§ PAGE EXTRACT

◇ ◇ ◇ ◇ ◇

4. KEEP AN EYE ON THE PHILLIES.
Santana didn’t come cheap at $20 million per, but the Phillies did well in limiting the deal to three years. Some baseball people think he’s a much better buy than the more expensive Eric Hosmer, and the short-term deal ensures that they’ll be in play for Bryce Harper a year from now.
In any case, the Phillies have a ton of money to spend, and Santana is the first big move that indicates this franchise is pushing its rebuild toward the next phase. They might sign a top pitcher as well, and in another year they’ll be contenders again.
5. METS MAKING A MISTAKE NOT ADDING STARTING PITCHING
As I wrote last week, the Mets should be acting like a win-now team, and with little in the way of top prospects — something Sandy Alderson owned up to publicly last week — their only way to do that is to spend big in free agency to fill their multiple holes with high-quality players.
Indications are they’re going to instead spend conservatively, and it appears that means neglecting starting pitching. As a result, they’ll be counting on Steven Matz, Zack Wheeler, and Matt Harvey to all stay healthy and be effective, which seems highly unlikely. Signing free agent Lance Lynn would provide a huge boost.
6. SHOWING PATIENCE MUST BE KILLING DAVE DOMBROWSKI
The Red Sox GM is considered to be among the most aggressive in the sport, and so it seemed logical that he would react quickly to the Yankees’ trading for Stanton with counter-strike signings of either J.D. Martinez or Hosmer. Or both, as some reports out of Boston had it earlier in the week.
Obviously Dombrowski is hoping that patience brings the price down, as agent is asking for some $200 million for each. However, Santana’s deal for $20 million per with the Phillies gives Boras more leverage regarding Hosmer. Who blinks in this staredown?
7. CARDINALS HAVE A CHANCE TO WIN THE WINTER
Rejected by Stanton, the Cards didn’t have to dig too deep into their strong farm system to get Marcell Ozuna, leaving them the prospects to perhaps pry Manny Machado away from the Orioles.
If they pull that deal off and sign Wade Davis as their closer, they might just be the team to beat in the NL Central, Cubs or no Cubs.
8. THE GIANTS HAVE FALLEN AND CAN’T GET UP
Those three championships in five seasons suddenly feel like a long time ago. The Giants won 64 games last season, they’re burdened with a high payroll, and west-coast guy Stanton wasn’t interested in playing in beautiful AT&T Park.
Unlike the Cardinals, they haven’t recovered from the Stanton rejection. They desperately need power: surely they’re still going to do something big — like Martinez?
9. LIKE WHAT THE CUBS HAVE DONE, BUT…
Theo Epstein still has a big trade in him this winter, right? He took a good gamble on Brandon Morrow, getting him on a two-year deal, apparently to replace Davis, and signed Chatwood, the ex-Rockie whose 1.69 road ERA last season, the best in the majors, makes him very intriguing.
But the Cubs are losing Jake Arrieta, and even though they dealt for Jose Quintana last July, it feels like they need another top starter to win it all again. Do the Ian Happ-for-Danny Salazar rumors have any substance?
10. IF THE ORIOLES TRADE MACHADO, ZACH BRITTON SHOULD GO TOO
The O’s waited a year too long on Machado, who they now seem serious about trading. A year ago, when he was two seasons away from free agency, he would have brought a much bigger haul.
In any case, if they trade him now, they’re in rebuild mode, and their closer, Britton would bring top prospects even as a one-year rental.

◇ ◇ ◇ ◇ ◇

§ STORED ROWS
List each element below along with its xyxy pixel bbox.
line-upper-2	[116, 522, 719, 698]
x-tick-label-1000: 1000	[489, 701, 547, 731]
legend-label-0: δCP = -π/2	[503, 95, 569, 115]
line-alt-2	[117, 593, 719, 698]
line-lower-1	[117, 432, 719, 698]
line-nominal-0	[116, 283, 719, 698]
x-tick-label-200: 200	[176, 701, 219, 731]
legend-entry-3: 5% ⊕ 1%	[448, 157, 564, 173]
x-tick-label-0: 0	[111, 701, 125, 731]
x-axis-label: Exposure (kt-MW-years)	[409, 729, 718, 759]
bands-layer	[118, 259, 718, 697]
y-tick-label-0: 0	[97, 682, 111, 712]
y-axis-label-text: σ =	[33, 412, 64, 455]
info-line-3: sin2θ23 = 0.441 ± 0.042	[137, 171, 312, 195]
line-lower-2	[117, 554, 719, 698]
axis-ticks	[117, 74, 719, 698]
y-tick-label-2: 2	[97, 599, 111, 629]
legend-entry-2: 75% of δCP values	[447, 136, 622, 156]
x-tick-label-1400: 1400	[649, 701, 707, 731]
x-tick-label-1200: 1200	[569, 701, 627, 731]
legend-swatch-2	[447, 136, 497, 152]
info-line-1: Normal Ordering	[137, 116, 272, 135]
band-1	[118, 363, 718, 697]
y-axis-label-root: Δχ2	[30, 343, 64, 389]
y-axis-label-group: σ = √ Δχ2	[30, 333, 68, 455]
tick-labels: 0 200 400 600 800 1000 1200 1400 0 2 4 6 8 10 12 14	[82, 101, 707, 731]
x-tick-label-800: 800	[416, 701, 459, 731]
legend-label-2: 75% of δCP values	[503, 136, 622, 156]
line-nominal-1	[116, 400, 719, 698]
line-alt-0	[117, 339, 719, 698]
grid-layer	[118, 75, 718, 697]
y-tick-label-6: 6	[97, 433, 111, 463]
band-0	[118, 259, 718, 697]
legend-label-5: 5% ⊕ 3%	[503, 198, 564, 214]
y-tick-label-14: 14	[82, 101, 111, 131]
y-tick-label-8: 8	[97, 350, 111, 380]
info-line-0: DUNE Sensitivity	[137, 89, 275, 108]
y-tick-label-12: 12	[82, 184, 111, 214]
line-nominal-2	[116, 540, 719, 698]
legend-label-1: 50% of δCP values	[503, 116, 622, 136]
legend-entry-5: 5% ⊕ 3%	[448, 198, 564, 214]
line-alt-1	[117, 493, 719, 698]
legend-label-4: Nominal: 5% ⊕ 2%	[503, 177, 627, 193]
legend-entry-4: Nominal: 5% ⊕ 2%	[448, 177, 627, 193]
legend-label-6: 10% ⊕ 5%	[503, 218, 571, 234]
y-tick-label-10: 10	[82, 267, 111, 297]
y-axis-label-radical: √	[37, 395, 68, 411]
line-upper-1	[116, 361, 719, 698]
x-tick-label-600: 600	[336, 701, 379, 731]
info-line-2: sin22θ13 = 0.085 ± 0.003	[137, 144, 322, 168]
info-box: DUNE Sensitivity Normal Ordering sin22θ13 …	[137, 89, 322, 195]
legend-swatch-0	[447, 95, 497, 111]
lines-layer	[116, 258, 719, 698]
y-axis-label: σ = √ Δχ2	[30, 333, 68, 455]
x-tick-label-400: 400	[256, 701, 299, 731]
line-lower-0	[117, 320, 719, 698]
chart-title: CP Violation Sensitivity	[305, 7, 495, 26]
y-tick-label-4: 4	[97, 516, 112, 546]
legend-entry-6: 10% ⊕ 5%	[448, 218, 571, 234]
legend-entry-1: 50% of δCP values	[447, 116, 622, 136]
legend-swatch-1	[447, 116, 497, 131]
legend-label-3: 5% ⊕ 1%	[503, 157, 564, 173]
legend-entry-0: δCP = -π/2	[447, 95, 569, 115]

◇ ◇ ◇ ◇ ◇

§ EXERCISE GOAL
Quote the stretch of the baseball offseason column from "9. LIKE WHAT" through "have any substance?". This data has no connection to the baseball offseason column.

§ FULL ANSWER
9. LIKE WHAT THE CUBS HAVE DONE, BUT…
Theo Epstein still has a big trade in him this winter, right? He took a good gamble on Brandon Morrow, getting him on a two-year deal, apparently to replace Davis, and signed Chatwood, the ex-Rockie whose 1.69 road ERA last season, the best in the majors, makes him very intriguing.
But the Cubs are losing Jake Arrieta, and even though they dealt for Jose Quintana last July, it feels like they need another top starter to win it all again. Do the Ian Happ-for-Danny Salazar rumors have any substance?